▸ Extracted material
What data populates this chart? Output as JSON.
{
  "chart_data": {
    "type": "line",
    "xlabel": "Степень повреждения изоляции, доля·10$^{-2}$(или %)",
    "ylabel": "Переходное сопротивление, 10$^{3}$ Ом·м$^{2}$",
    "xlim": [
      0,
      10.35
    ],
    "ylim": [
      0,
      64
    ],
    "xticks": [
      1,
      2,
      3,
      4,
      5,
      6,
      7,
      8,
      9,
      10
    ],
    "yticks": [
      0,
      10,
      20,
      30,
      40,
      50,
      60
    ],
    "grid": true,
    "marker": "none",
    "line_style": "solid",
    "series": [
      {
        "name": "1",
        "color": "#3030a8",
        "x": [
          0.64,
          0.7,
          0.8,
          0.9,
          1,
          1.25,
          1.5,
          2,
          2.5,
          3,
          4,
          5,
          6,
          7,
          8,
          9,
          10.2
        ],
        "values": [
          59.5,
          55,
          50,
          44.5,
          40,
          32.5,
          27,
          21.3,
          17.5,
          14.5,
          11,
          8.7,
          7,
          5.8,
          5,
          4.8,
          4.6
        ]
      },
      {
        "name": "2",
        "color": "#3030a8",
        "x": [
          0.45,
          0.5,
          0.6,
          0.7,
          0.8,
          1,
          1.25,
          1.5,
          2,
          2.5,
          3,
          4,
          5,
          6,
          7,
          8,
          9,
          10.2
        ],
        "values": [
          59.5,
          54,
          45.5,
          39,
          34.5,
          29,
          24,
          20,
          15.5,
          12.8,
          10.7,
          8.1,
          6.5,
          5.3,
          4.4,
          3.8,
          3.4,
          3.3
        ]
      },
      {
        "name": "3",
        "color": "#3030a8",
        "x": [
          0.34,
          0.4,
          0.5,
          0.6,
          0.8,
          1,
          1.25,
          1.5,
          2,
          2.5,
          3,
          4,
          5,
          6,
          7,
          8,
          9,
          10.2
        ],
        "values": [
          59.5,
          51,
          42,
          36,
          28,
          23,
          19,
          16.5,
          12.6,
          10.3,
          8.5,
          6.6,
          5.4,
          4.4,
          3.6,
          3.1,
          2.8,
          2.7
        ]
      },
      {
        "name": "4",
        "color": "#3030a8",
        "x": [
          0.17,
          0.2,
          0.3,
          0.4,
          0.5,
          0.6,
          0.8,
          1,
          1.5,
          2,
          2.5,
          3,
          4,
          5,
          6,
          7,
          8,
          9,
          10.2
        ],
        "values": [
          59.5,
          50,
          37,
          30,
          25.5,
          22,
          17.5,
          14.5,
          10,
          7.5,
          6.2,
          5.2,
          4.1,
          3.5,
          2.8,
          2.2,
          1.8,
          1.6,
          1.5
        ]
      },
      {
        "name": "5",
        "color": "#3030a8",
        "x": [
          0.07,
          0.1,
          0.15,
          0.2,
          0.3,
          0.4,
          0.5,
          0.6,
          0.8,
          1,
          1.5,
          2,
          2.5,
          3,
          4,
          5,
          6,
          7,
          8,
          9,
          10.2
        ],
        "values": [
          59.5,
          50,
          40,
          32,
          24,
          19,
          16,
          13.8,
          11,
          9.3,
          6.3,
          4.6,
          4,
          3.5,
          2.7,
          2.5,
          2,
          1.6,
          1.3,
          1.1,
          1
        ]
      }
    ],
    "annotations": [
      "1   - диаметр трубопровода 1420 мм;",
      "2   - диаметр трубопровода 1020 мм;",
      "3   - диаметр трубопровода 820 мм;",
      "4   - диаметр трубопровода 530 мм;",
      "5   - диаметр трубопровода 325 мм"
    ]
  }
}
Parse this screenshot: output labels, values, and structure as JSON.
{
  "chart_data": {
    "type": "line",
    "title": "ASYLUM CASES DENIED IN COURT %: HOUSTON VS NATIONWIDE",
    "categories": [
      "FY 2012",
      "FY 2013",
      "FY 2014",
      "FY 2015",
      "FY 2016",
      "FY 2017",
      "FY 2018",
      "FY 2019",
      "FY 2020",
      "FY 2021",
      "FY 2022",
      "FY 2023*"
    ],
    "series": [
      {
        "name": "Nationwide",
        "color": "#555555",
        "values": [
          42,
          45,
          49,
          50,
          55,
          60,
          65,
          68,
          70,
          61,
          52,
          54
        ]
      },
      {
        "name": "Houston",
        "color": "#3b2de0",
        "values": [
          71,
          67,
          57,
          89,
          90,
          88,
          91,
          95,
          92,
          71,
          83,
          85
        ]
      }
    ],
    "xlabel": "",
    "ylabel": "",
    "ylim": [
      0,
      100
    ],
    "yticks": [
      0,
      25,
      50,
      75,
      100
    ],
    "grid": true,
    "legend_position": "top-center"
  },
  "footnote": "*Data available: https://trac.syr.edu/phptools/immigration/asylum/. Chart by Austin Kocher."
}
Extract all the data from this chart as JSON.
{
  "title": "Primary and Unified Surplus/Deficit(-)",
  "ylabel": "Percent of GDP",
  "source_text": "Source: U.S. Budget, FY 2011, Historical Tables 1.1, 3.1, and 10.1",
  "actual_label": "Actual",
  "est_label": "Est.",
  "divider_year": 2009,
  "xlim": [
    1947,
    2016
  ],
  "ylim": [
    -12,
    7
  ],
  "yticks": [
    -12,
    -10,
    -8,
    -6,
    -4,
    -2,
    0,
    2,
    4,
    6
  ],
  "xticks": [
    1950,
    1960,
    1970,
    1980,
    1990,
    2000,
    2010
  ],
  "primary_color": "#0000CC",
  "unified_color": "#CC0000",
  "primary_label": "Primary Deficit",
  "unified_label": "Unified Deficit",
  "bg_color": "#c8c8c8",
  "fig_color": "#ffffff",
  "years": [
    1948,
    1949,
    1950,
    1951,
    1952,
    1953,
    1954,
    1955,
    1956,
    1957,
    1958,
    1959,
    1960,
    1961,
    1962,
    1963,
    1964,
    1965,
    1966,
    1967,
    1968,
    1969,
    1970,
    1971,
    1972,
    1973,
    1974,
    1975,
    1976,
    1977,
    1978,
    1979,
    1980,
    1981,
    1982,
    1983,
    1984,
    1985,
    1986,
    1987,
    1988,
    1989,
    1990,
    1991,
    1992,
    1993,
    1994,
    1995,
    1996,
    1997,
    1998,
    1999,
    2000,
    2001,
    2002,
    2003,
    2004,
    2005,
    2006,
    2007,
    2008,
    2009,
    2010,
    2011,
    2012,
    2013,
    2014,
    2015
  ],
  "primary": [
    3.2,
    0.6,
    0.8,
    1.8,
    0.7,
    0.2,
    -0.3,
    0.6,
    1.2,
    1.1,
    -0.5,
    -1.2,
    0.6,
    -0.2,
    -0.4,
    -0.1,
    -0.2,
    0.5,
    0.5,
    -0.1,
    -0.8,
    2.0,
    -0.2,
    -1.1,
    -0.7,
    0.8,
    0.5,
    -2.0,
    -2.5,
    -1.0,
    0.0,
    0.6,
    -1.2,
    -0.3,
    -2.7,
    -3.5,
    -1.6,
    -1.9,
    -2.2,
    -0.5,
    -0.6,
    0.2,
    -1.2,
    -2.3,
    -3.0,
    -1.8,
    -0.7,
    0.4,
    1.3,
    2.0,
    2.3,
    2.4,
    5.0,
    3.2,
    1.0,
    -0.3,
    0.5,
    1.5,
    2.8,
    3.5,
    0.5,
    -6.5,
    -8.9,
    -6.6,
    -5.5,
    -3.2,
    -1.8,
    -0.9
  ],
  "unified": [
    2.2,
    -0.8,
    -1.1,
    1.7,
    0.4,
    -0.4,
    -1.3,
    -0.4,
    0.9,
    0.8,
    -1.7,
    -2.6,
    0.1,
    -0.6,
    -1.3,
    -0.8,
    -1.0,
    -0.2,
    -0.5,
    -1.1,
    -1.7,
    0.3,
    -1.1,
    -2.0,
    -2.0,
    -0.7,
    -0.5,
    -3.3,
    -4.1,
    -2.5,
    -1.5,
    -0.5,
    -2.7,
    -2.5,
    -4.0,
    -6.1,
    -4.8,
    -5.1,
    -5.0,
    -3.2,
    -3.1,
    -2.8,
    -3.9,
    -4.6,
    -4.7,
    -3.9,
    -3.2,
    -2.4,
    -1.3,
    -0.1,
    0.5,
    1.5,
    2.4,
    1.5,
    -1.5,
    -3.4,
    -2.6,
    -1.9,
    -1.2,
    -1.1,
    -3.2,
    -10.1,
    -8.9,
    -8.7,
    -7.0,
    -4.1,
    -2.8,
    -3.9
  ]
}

▸ Written exercise
Give only the number of lines in the data that hold the string "name".

▸ Result of the exercise
7